• What the task asks
Below are some records; give them all again exactly, but not the pictures.

• Provided data
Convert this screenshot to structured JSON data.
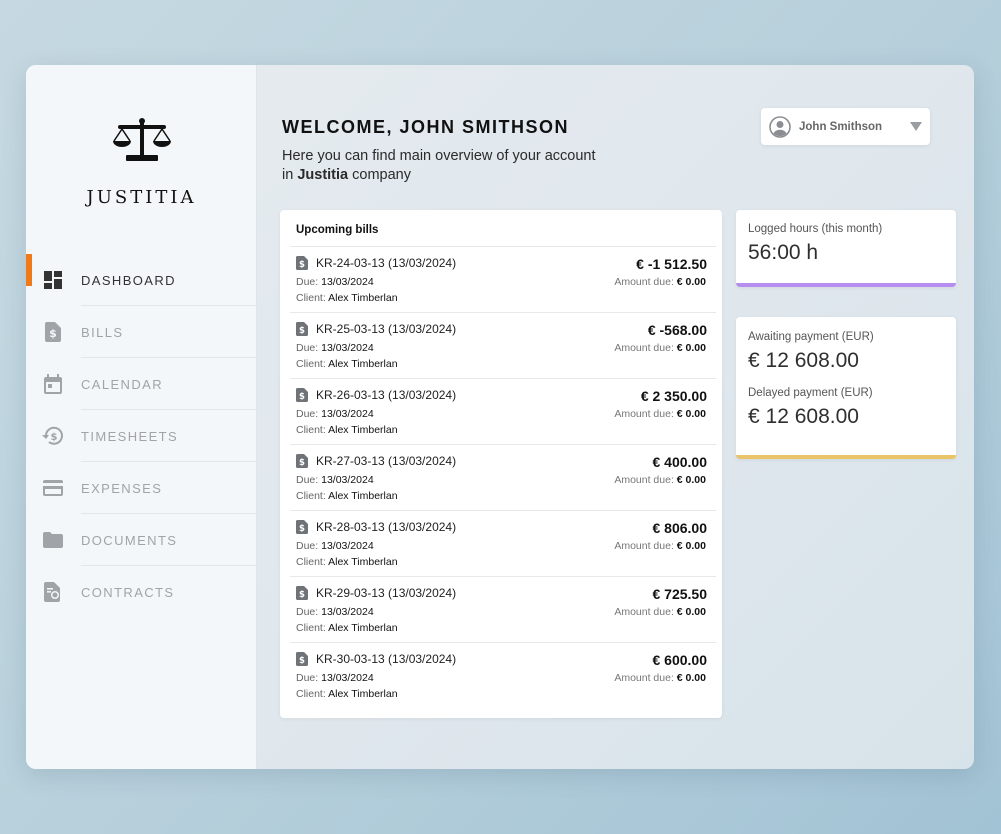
{
  "sidebar": {
    "logo_text": "JUSTITIA",
    "items": [
      {
        "label": "DASHBOARD",
        "icon": "dashboard-icon",
        "active": true
      },
      {
        "label": "BILLS",
        "icon": "dollar-document-icon",
        "active": false
      },
      {
        "label": "CALENDAR",
        "icon": "calendar-icon",
        "active": false
      },
      {
        "label": "TIMESHEETS",
        "icon": "history-dollar-icon",
        "active": false
      },
      {
        "label": "EXPENSES",
        "icon": "credit-card-icon",
        "active": false
      },
      {
        "label": "DOCUMENTS",
        "icon": "folder-icon",
        "active": false
      },
      {
        "label": "CONTRACTS",
        "icon": "certificate-document-icon",
        "active": false
      }
    ]
  },
  "header": {
    "welcome_prefix": "WELCOME,",
    "welcome_name": "JOHN SMITHSON",
    "intro_line1": "Here you can find main overview of your account",
    "intro_in": "in",
    "intro_company": "Justitia",
    "intro_suffix": "company"
  },
  "user_menu": {
    "name": "John Smithson"
  },
  "bills": {
    "title": "Upcoming bills",
    "due_label": "Due:",
    "client_label": "Client:",
    "amount_due_label": "Amount due:",
    "items": [
      {
        "number": "KR-24-03-13 (13/03/2024)",
        "due": "13/03/2024",
        "client": "Alex Timberlan",
        "amount": "€ -1 512.50",
        "amount_due": "€ 0.00"
      },
      {
        "number": "KR-25-03-13 (13/03/2024)",
        "due": "13/03/2024",
        "client": "Alex Timberlan",
        "amount": "€ -568.00",
        "amount_due": "€ 0.00"
      },
      {
        "number": "KR-26-03-13 (13/03/2024)",
        "due": "13/03/2024",
        "client": "Alex Timberlan",
        "amount": "€ 2 350.00",
        "amount_due": "€ 0.00"
      },
      {
        "number": "KR-27-03-13 (13/03/2024)",
        "due": "13/03/2024",
        "client": "Alex Timberlan",
        "amount": "€ 400.00",
        "amount_due": "€ 0.00"
      },
      {
        "number": "KR-28-03-13 (13/03/2024)",
        "due": "13/03/2024",
        "client": "Alex Timberlan",
        "amount": "€ 806.00",
        "amount_due": "€ 0.00"
      },
      {
        "number": "KR-29-03-13 (13/03/2024)",
        "due": "13/03/2024",
        "client": "Alex Timberlan",
        "amount": "€ 725.50",
        "amount_due": "€ 0.00"
      },
      {
        "number": "KR-30-03-13 (13/03/2024)",
        "due": "13/03/2024",
        "client": "Alex Timberlan",
        "amount": "€ 600.00",
        "amount_due": "€ 0.00"
      }
    ]
  },
  "stats": {
    "hours_label": "Logged hours (this month)",
    "hours_value": "56:00 h",
    "awaiting_label": "Awaiting payment (EUR)",
    "awaiting_value": "€ 12 608.00",
    "delayed_label": "Delayed payment (EUR)",
    "delayed_value": "€ 12 608.00"
  },
  "colors": {
    "accent": "#f07a1a",
    "hours_bar": "#b78ef0",
    "payments_bar": "#eac468"
  }
}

• Task response
Convert this screenshot to structured JSON data.
{
  "sidebar": {
    "logo_text": "JUSTITIA",
    "items": [
      {
        "label": "DASHBOARD",
        "icon": "dashboard-icon",
        "active": true
      },
      {
        "label": "BILLS",
        "icon": "dollar-document-icon",
        "active": false
      },
      {
        "label": "CALENDAR",
        "icon": "calendar-icon",
        "active": false
      },
      {
        "label": "TIMESHEETS",
        "icon": "history-dollar-icon",
        "active": false
      },
      {
        "label": "EXPENSES",
        "icon": "credit-card-icon",
        "active": false
      },
      {
        "label": "DOCUMENTS",
        "icon": "folder-icon",
        "active": false
      },
      {
        "label": "CONTRACTS",
        "icon": "certificate-document-icon",
        "active": false
      }
    ]
  },
  "header": {
    "welcome_prefix": "WELCOME,",
    "welcome_name": "JOHN SMITHSON",
    "intro_line1": "Here you can find main overview of your account",
    "intro_in": "in",
    "intro_company": "Justitia",
    "intro_suffix": "company"
  },
  "user_menu": {
    "name": "John Smithson"
  },
  "bills": {
    "title": "Upcoming bills",
    "due_label": "Due:",
    "client_label": "Client:",
    "amount_due_label": "Amount due:",
    "items": [
      {
        "number": "KR-24-03-13 (13/03/2024)",
        "due": "13/03/2024",
        "client": "Alex Timberlan",
        "amount": "€ -1 512.50",
        "amount_due": "€ 0.00"
      },
      {
        "number": "KR-25-03-13 (13/03/2024)",
        "due": "13/03/2024",
        "client": "Alex Timberlan",
        "amount": "€ -568.00",
        "amount_due": "€ 0.00"
      },
      {
        "number": "KR-26-03-13 (13/03/2024)",
        "due": "13/03/2024",
        "client": "Alex Timberlan",
        "amount": "€ 2 350.00",
        "amount_due": "€ 0.00"
      },
      {
        "number": "KR-27-03-13 (13/03/2024)",
        "due": "13/03/2024",
        "client": "Alex Timberlan",
        "amount": "€ 400.00",
        "amount_due": "€ 0.00"
      },
      {
        "number": "KR-28-03-13 (13/03/2024)",
        "due": "13/03/2024",
        "client": "Alex Timberlan",
        "amount": "€ 806.00",
        "amount_due": "€ 0.00"
      },
      {
        "number": "KR-29-03-13 (13/03/2024)",
        "due": "13/03/2024",
        "client": "Alex Timberlan",
        "amount": "€ 725.50",
        "amount_due": "€ 0.00"
      },
      {
        "number": "KR-30-03-13 (13/03/2024)",
        "due": "13/03/2024",
        "client": "Alex Timberlan",
        "amount": "€ 600.00",
        "amount_due": "€ 0.00"
      }
    ]
  },
  "stats": {
    "hours_label": "Logged hours (this month)",
    "hours_value": "56:00 h",
    "awaiting_label": "Awaiting payment (EUR)",
    "awaiting_value": "€ 12 608.00",
    "delayed_label": "Delayed payment (EUR)",
    "delayed_value": "€ 12 608.00"
  },
  "colors": {
    "accent": "#f07a1a",
    "hours_bar": "#b78ef0",
    "payments_bar": "#eac468"
  }
}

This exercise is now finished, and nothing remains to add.